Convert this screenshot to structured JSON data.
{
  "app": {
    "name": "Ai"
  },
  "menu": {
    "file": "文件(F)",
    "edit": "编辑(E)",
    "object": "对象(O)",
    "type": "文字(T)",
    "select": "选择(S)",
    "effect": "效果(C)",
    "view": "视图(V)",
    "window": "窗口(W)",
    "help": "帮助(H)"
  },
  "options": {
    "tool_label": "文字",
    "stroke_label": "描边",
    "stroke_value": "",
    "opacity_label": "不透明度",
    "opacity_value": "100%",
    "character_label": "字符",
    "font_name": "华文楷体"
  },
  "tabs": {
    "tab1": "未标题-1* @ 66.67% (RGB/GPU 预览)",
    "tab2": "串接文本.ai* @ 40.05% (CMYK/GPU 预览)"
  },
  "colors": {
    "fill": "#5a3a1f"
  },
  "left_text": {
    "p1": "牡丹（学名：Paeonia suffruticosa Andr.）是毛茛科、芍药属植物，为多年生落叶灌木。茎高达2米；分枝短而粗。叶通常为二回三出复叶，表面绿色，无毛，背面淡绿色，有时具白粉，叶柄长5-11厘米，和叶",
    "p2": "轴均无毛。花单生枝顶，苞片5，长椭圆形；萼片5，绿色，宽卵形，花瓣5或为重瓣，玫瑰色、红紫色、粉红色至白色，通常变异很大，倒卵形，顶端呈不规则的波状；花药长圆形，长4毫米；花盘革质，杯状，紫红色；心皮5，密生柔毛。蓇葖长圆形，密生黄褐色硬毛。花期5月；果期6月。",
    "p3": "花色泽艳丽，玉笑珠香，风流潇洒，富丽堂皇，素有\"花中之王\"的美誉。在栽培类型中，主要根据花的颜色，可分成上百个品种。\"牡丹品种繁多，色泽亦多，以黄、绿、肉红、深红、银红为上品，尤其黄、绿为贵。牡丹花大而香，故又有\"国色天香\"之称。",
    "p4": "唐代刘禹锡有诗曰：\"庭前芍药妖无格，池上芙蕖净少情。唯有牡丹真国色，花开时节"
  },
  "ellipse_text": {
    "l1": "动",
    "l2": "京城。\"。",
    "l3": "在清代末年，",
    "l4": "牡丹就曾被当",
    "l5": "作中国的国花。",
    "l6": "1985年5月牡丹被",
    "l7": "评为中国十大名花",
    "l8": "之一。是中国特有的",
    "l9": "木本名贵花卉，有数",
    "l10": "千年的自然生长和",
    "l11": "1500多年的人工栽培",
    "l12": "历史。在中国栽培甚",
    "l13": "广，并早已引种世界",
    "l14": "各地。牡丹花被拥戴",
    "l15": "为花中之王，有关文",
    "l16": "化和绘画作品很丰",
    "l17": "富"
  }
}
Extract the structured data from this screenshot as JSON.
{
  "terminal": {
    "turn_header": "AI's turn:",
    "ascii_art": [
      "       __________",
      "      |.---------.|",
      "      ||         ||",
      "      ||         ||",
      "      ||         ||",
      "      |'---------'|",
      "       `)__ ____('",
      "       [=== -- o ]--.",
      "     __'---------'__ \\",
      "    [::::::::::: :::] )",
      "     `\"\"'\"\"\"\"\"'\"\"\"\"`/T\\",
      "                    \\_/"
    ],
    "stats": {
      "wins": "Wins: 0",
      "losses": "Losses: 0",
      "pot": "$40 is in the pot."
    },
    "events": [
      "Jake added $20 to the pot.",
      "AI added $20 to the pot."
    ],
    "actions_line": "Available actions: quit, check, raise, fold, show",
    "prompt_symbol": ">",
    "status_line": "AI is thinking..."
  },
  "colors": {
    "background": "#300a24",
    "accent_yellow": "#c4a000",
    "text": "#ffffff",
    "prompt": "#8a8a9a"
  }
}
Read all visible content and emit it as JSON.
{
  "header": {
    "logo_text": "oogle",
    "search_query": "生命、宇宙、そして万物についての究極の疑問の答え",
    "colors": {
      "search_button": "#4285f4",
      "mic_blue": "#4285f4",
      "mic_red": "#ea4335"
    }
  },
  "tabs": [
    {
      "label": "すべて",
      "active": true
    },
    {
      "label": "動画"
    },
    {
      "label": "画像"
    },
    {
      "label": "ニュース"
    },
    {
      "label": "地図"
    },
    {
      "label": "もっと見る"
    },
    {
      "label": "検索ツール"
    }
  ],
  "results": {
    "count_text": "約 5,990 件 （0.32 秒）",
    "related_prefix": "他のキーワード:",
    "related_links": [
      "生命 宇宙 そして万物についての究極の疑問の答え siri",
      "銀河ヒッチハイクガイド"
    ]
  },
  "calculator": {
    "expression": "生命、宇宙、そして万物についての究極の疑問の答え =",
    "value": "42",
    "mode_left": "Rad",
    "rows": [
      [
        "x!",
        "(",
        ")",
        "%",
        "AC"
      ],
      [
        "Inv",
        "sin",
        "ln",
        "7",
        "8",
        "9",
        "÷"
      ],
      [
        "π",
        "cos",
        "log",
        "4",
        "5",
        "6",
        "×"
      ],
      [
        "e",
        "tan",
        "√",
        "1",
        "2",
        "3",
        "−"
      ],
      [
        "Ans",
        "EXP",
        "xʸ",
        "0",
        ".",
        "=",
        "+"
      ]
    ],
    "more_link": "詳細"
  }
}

_ _ _ _ _

== What the task requires ==
Look through the lines above and collect those with the word "structured".

== Response to the task ==
Convert this screenshot to structured JSON data.
Extract the structured data from this screenshot as JSON.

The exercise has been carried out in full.